#### WORK TO COMPLETE:
Find the lines holding the string "community" in the data, then copy all of them.

======== SUPPLIED RECORDS ========

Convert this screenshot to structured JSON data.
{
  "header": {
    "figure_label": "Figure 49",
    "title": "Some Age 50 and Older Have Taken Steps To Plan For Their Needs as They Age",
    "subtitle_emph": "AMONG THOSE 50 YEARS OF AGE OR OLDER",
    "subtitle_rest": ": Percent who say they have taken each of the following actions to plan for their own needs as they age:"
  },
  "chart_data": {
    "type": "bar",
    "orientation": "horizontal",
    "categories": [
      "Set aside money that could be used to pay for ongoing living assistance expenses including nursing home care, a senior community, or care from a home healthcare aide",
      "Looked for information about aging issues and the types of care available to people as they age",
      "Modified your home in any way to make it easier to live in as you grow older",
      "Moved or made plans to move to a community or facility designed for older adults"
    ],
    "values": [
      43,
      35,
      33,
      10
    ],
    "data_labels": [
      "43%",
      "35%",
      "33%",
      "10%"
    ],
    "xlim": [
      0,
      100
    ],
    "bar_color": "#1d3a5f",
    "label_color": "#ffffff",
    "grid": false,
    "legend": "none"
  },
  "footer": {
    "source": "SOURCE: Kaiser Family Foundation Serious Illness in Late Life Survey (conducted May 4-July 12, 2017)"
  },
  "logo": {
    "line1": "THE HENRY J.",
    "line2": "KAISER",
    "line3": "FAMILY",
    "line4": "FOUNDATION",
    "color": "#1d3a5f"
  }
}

========

#### SOLVED EXERCISE:
      "Set aside money that could be used to pay for ongoing living assistance expenses including nursing home care, a senior community, or care from a home healthcare aide",
      "Moved or made plans to move to a community or facility designed for older adults"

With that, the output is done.